_Short exercise_: Transcribe all of the records precisely as they are presented.

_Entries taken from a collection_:
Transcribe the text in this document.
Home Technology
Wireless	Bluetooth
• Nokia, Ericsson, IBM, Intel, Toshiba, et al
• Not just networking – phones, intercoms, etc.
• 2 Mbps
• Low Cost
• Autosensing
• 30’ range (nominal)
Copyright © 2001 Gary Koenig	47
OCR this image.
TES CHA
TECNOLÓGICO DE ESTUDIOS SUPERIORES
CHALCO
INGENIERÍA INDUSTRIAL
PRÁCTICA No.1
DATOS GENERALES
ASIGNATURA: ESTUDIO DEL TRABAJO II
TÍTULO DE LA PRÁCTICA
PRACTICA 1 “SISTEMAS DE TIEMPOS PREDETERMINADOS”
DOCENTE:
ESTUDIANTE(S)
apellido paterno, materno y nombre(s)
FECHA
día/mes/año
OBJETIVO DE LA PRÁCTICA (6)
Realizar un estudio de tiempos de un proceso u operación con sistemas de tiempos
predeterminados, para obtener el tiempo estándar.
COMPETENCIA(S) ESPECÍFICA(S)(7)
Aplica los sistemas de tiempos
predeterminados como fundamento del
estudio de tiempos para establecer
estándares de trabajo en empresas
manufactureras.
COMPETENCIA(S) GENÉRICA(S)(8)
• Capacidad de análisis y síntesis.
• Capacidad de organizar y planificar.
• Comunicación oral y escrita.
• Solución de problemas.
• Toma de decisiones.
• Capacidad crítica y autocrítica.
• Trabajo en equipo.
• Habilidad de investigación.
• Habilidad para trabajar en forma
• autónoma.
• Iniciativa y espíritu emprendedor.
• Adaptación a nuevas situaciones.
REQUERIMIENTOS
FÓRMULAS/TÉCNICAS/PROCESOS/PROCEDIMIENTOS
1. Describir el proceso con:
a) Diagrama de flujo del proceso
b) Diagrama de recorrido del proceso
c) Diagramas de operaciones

_In response_:
Transcribe the text in this document.
Home Technology
Wireless	Bluetooth
• Nokia, Ericsson, IBM, Intel, Toshiba, et al
• Not just networking – phones, intercoms, etc.
• 2 Mbps
• Low Cost
• Autosensing
• 30’ range (nominal)
Copyright © 2001 Gary Koenig	47
OCR this image.
TES CHA
TECNOLÓGICO DE ESTUDIOS SUPERIORES
CHALCO
INGENIERÍA INDUSTRIAL
PRÁCTICA No.1
DATOS GENERALES
ASIGNATURA: ESTUDIO DEL TRABAJO II
TÍTULO DE LA PRÁCTICA
PRACTICA 1 “SISTEMAS DE TIEMPOS PREDETERMINADOS”
DOCENTE:
ESTUDIANTE(S)
apellido paterno, materno y nombre(s)
FECHA
día/mes/año
OBJETIVO DE LA PRÁCTICA (6)
Realizar un estudio de tiempos de un proceso u operación con sistemas de tiempos
predeterminados, para obtener el tiempo estándar.
COMPETENCIA(S) ESPECÍFICA(S)(7)
Aplica los sistemas de tiempos
predeterminados como fundamento del
estudio de tiempos para establecer
estándares de trabajo en empresas
manufactureras.
COMPETENCIA(S) GENÉRICA(S)(8)
• Capacidad de análisis y síntesis.
• Capacidad de organizar y planificar.
• Comunicación oral y escrita.
• Solución de problemas.
• Toma de decisiones.
• Capacidad crítica y autocrítica.
• Trabajo en equipo.
• Habilidad de investigación.
• Habilidad para trabajar en forma
• autónoma.
• Iniciativa y espíritu emprendedor.
• Adaptación a nuevas situaciones.
REQUERIMIENTOS
FÓRMULAS/TÉCNICAS/PROCESOS/PROCEDIMIENTOS
1. Describir el proceso con:
a) Diagrama de flujo del proceso
b) Diagrama de recorrido del proceso
c) Diagramas de operaciones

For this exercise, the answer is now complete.